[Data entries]

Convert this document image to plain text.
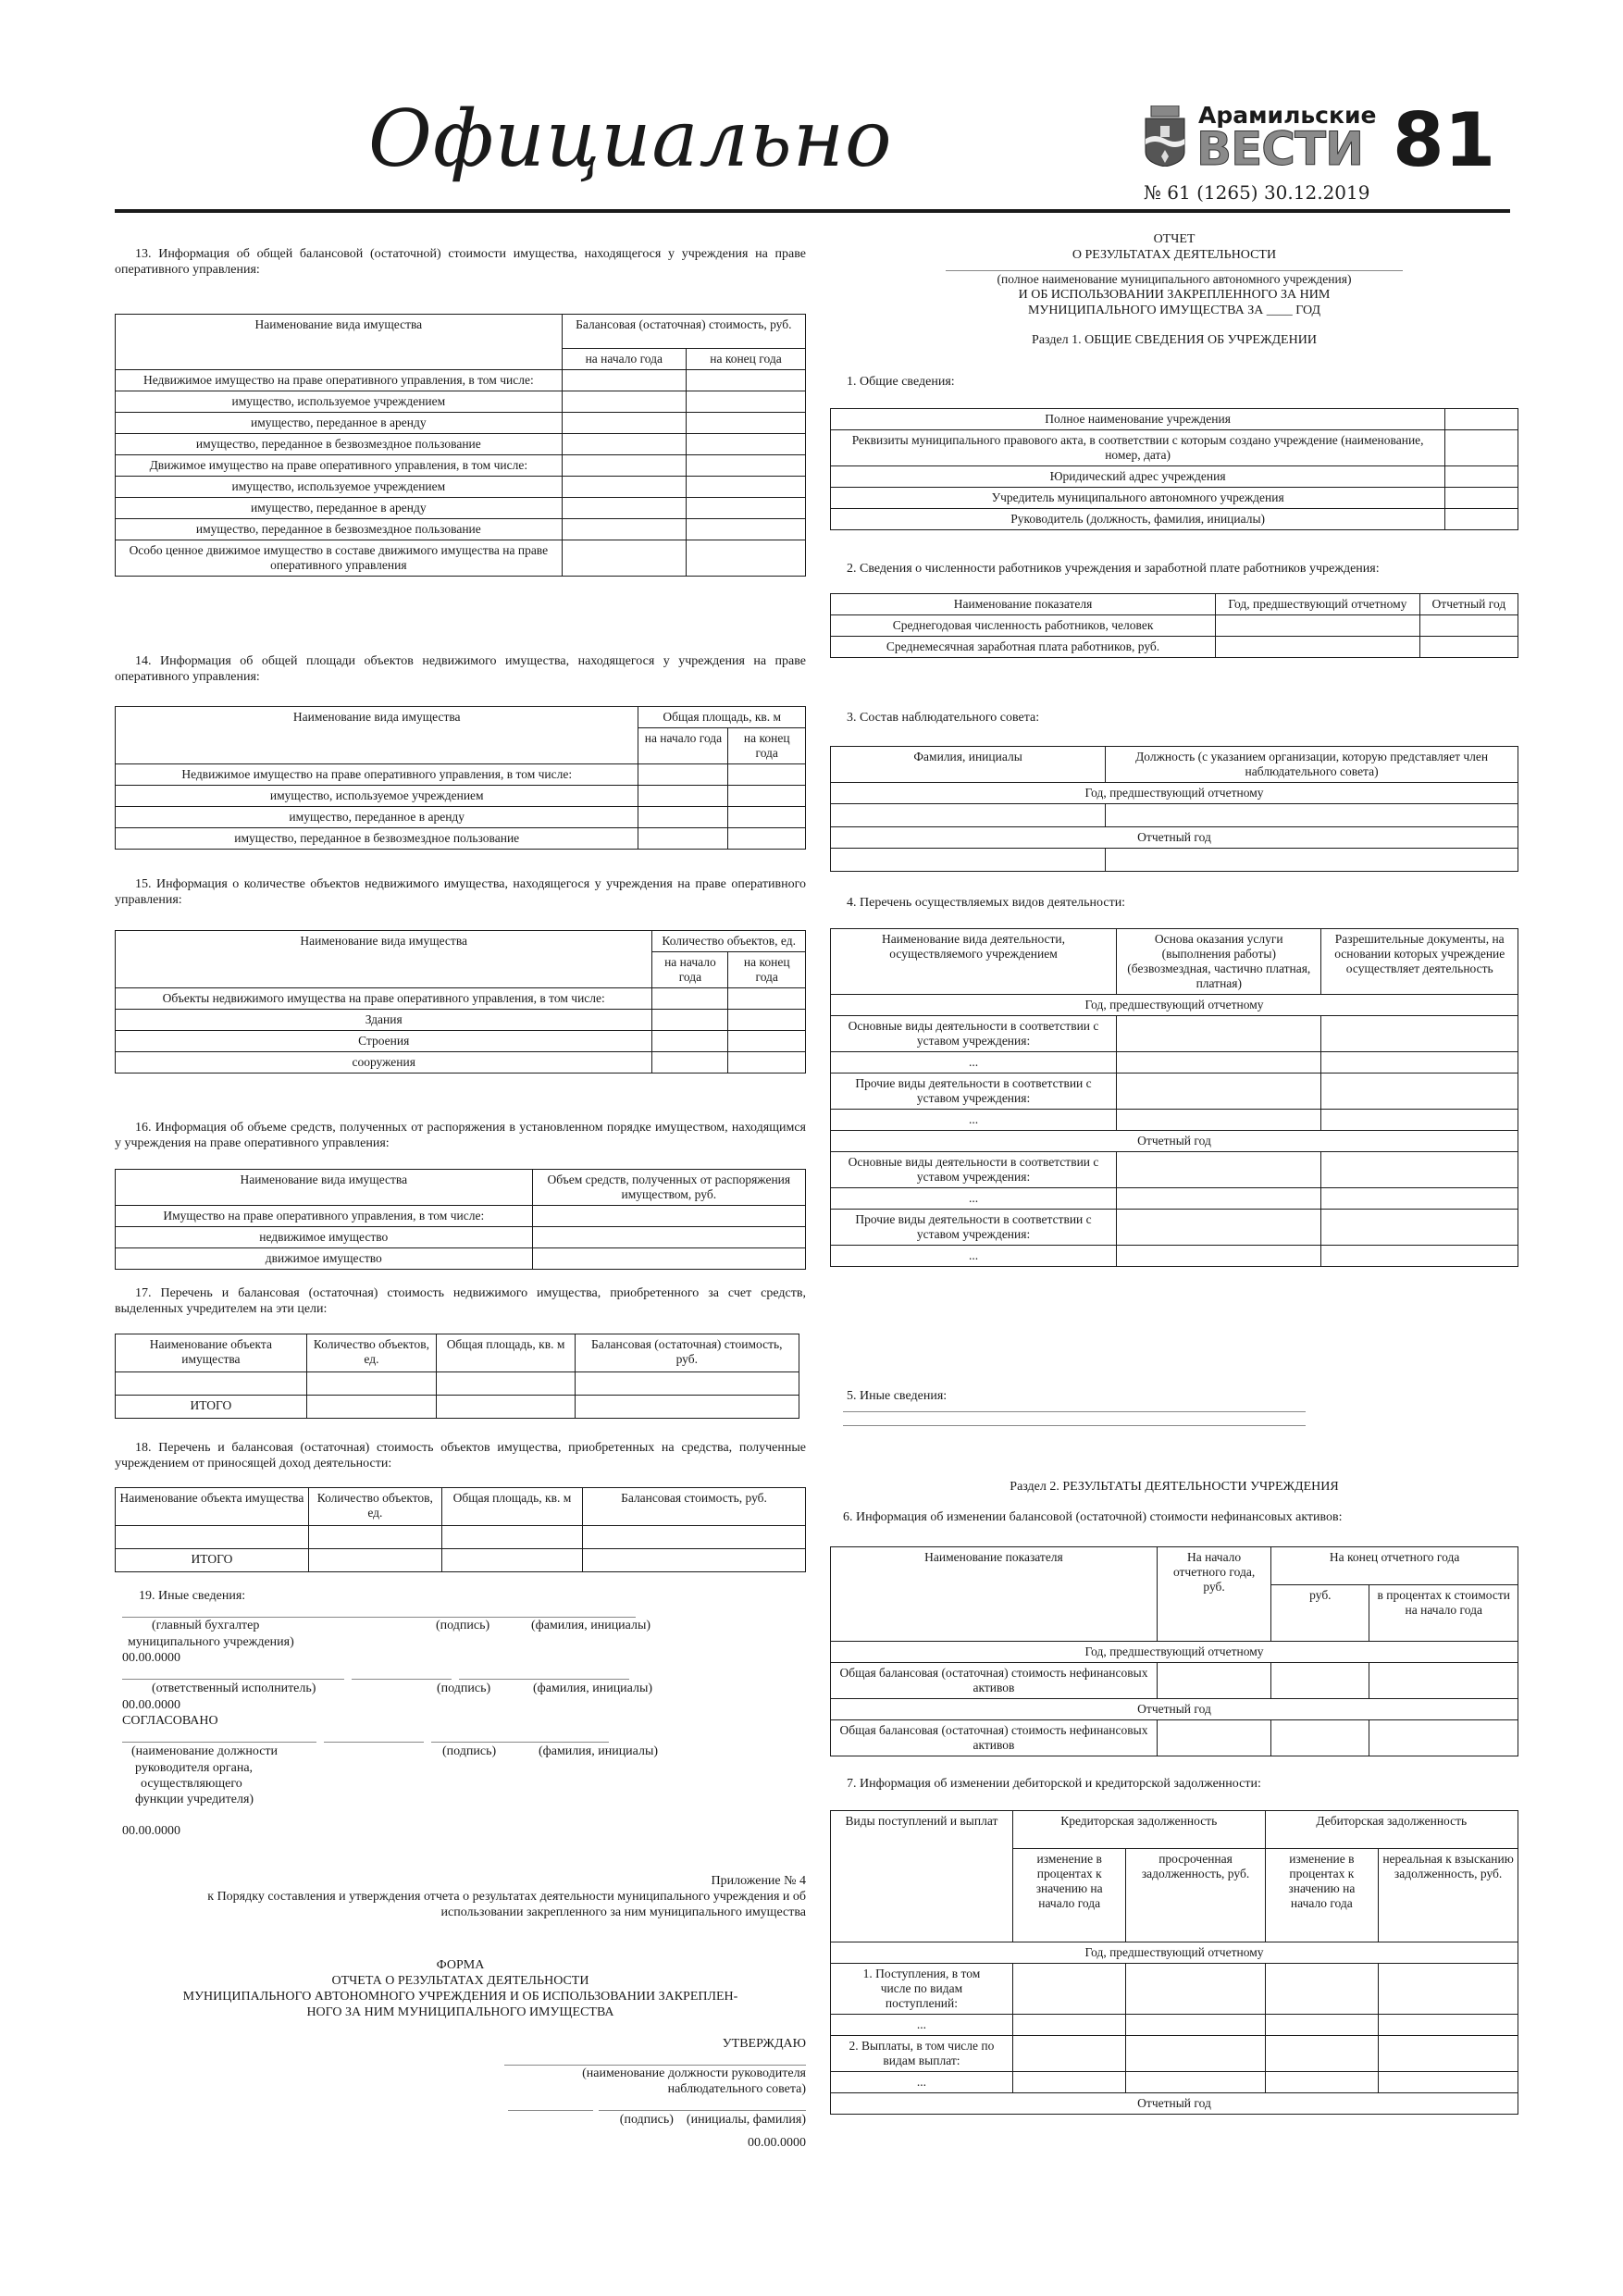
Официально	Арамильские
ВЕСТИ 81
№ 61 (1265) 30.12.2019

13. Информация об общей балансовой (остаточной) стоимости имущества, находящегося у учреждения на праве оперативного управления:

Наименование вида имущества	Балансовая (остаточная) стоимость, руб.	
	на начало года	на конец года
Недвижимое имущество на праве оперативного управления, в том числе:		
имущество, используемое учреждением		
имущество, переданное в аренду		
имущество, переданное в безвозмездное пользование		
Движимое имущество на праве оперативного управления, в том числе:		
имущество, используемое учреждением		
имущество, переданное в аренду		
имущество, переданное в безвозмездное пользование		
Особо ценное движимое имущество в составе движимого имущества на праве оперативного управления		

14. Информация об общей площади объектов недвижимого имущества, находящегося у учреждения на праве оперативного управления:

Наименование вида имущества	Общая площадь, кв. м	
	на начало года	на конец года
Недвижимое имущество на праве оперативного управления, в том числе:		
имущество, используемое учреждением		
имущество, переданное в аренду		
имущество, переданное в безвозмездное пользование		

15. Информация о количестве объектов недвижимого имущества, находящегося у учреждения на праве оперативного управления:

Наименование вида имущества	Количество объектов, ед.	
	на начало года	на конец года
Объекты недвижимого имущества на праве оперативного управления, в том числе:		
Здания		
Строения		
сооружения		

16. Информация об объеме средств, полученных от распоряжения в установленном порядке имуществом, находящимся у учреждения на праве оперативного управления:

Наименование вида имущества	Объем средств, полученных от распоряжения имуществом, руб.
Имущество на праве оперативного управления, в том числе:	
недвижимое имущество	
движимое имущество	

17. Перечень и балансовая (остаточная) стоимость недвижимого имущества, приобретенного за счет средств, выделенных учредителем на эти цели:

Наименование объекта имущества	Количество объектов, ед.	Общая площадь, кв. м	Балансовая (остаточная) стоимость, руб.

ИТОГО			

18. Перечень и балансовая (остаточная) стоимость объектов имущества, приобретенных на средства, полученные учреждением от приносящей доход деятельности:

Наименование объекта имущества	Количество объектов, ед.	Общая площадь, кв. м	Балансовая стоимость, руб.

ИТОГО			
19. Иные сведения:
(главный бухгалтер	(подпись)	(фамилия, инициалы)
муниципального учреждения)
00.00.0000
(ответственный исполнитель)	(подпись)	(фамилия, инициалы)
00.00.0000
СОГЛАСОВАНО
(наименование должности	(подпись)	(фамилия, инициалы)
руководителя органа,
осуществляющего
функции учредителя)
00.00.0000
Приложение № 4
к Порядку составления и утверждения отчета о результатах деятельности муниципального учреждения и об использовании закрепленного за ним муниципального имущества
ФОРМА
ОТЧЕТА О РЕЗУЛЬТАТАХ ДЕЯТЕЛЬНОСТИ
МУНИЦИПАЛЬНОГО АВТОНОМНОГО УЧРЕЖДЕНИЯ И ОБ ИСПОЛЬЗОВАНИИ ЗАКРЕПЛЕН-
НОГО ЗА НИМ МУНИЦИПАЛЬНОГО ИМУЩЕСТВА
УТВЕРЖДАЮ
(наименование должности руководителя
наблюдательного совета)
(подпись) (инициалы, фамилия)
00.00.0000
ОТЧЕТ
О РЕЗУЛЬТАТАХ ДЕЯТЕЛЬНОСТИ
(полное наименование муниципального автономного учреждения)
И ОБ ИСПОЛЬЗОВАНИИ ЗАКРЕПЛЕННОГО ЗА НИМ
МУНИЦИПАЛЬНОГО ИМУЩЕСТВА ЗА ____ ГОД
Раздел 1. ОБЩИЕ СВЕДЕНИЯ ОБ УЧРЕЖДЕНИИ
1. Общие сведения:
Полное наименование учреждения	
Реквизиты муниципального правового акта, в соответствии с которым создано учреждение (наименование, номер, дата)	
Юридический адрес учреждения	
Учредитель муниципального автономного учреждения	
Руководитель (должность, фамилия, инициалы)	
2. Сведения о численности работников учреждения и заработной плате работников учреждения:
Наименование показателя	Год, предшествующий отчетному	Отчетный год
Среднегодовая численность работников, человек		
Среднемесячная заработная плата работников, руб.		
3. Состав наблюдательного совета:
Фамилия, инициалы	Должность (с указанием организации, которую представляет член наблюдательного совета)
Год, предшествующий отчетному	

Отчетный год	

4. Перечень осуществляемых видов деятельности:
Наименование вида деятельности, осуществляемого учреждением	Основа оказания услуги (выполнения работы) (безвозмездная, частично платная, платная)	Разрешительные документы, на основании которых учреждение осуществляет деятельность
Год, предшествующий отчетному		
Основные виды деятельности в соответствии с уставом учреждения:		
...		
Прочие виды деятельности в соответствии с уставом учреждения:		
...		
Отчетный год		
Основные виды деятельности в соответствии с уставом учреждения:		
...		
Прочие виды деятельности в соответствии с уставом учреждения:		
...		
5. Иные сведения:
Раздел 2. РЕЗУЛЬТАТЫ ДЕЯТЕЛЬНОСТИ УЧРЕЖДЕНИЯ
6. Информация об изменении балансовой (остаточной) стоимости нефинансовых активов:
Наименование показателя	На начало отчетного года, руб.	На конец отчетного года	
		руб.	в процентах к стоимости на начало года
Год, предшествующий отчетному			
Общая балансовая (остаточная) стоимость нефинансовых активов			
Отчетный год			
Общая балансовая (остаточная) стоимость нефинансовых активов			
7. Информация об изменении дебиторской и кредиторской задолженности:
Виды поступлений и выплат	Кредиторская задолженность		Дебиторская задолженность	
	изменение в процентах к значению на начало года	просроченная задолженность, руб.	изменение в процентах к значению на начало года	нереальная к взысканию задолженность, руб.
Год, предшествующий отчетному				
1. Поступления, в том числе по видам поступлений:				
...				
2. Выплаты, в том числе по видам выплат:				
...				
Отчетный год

**Task goal**
Write the records above out again exactly, with no pictures in your copy.

**Result of the task**
Convert this document image to plain text.
Официально	Арамильские
ВЕСТИ 81
№ 61 (1265) 30.12.2019

13. Информация об общей балансовой (остаточной) стоимости имущества, находящегося у учреждения на праве оперативного управления:

Наименование вида имущества	Балансовая (остаточная) стоимость, руб.	
	на начало года	на конец года
Недвижимое имущество на праве оперативного управления, в том числе:		
имущество, используемое учреждением		
имущество, переданное в аренду		
имущество, переданное в безвозмездное пользование		
Движимое имущество на праве оперативного управления, в том числе:		
имущество, используемое учреждением		
имущество, переданное в аренду		
имущество, переданное в безвозмездное пользование		
Особо ценное движимое имущество в составе движимого имущества на праве оперативного управления		

14. Информация об общей площади объектов недвижимого имущества, находящегося у учреждения на праве оперативного управления:

Наименование вида имущества	Общая площадь, кв. м	
	на начало года	на конец года
Недвижимое имущество на праве оперативного управления, в том числе:		
имущество, используемое учреждением		
имущество, переданное в аренду		
имущество, переданное в безвозмездное пользование		

15. Информация о количестве объектов недвижимого имущества, находящегося у учреждения на праве оперативного управления:

Наименование вида имущества	Количество объектов, ед.	
	на начало года	на конец года
Объекты недвижимого имущества на праве оперативного управления, в том числе:		
Здания		
Строения		
сооружения		

16. Информация об объеме средств, полученных от распоряжения в установленном порядке имуществом, находящимся у учреждения на праве оперативного управления:

Наименование вида имущества	Объем средств, полученных от распоряжения имуществом, руб.
Имущество на праве оперативного управления, в том числе:	
недвижимое имущество	
движимое имущество	

17. Перечень и балансовая (остаточная) стоимость недвижимого имущества, приобретенного за счет средств, выделенных учредителем на эти цели:

Наименование объекта имущества	Количество объектов, ед.	Общая площадь, кв. м	Балансовая (остаточная) стоимость, руб.

ИТОГО			

18. Перечень и балансовая (остаточная) стоимость объектов имущества, приобретенных на средства, полученные учреждением от приносящей доход деятельности:

Наименование объекта имущества	Количество объектов, ед.	Общая площадь, кв. м	Балансовая стоимость, руб.

ИТОГО			
19. Иные сведения:
(главный бухгалтер	(подпись)	(фамилия, инициалы)
муниципального учреждения)
00.00.0000
(ответственный исполнитель)	(подпись)	(фамилия, инициалы)
00.00.0000
СОГЛАСОВАНО
(наименование должности	(подпись)	(фамилия, инициалы)
руководителя органа,
осуществляющего
функции учредителя)
00.00.0000
Приложение № 4
к Порядку составления и утверждения отчета о результатах деятельности муниципального учреждения и об использовании закрепленного за ним муниципального имущества
ФОРМА
ОТЧЕТА О РЕЗУЛЬТАТАХ ДЕЯТЕЛЬНОСТИ
МУНИЦИПАЛЬНОГО АВТОНОМНОГО УЧРЕЖДЕНИЯ И ОБ ИСПОЛЬЗОВАНИИ ЗАКРЕПЛЕН-
НОГО ЗА НИМ МУНИЦИПАЛЬНОГО ИМУЩЕСТВА
УТВЕРЖДАЮ
(наименование должности руководителя
наблюдательного совета)
(подпись) (инициалы, фамилия)
00.00.0000
ОТЧЕТ
О РЕЗУЛЬТАТАХ ДЕЯТЕЛЬНОСТИ
(полное наименование муниципального автономного учреждения)
И ОБ ИСПОЛЬЗОВАНИИ ЗАКРЕПЛЕННОГО ЗА НИМ
МУНИЦИПАЛЬНОГО ИМУЩЕСТВА ЗА ____ ГОД
Раздел 1. ОБЩИЕ СВЕДЕНИЯ ОБ УЧРЕЖДЕНИИ
1. Общие сведения:
Полное наименование учреждения	
Реквизиты муниципального правового акта, в соответствии с которым создано учреждение (наименование, номер, дата)	
Юридический адрес учреждения	
Учредитель муниципального автономного учреждения	
Руководитель (должность, фамилия, инициалы)	
2. Сведения о численности работников учреждения и заработной плате работников учреждения:
Наименование показателя	Год, предшествующий отчетному	Отчетный год
Среднегодовая численность работников, человек		
Среднемесячная заработная плата работников, руб.		
3. Состав наблюдательного совета:
Фамилия, инициалы	Должность (с указанием организации, которую представляет член наблюдательного совета)
Год, предшествующий отчетному	

Отчетный год	

4. Перечень осуществляемых видов деятельности:
Наименование вида деятельности, осуществляемого учреждением	Основа оказания услуги (выполнения работы) (безвозмездная, частично платная, платная)	Разрешительные документы, на основании которых учреждение осуществляет деятельность
Год, предшествующий отчетному		
Основные виды деятельности в соответствии с уставом учреждения:		
...		
Прочие виды деятельности в соответствии с уставом учреждения:		
...		
Отчетный год		
Основные виды деятельности в соответствии с уставом учреждения:		
...		
Прочие виды деятельности в соответствии с уставом учреждения:		
...		
5. Иные сведения:
Раздел 2. РЕЗУЛЬТАТЫ ДЕЯТЕЛЬНОСТИ УЧРЕЖДЕНИЯ
6. Информация об изменении балансовой (остаточной) стоимости нефинансовых активов:
Наименование показателя	На начало отчетного года, руб.	На конец отчетного года	
		руб.	в процентах к стоимости на начало года
Год, предшествующий отчетному			
Общая балансовая (остаточная) стоимость нефинансовых активов			
Отчетный год			
Общая балансовая (остаточная) стоимость нефинансовых активов			
7. Информация об изменении дебиторской и кредиторской задолженности:
Виды поступлений и выплат	Кредиторская задолженность		Дебиторская задолженность	
	изменение в процентах к значению на начало года	просроченная задолженность, руб.	изменение в процентах к значению на начало года	нереальная к взысканию задолженность, руб.
Год, предшествующий отчетному				
1. Поступления, в том числе по видам поступлений:				
...				
2. Выплаты, в том числе по видам выплат:				
...				
Отчетный год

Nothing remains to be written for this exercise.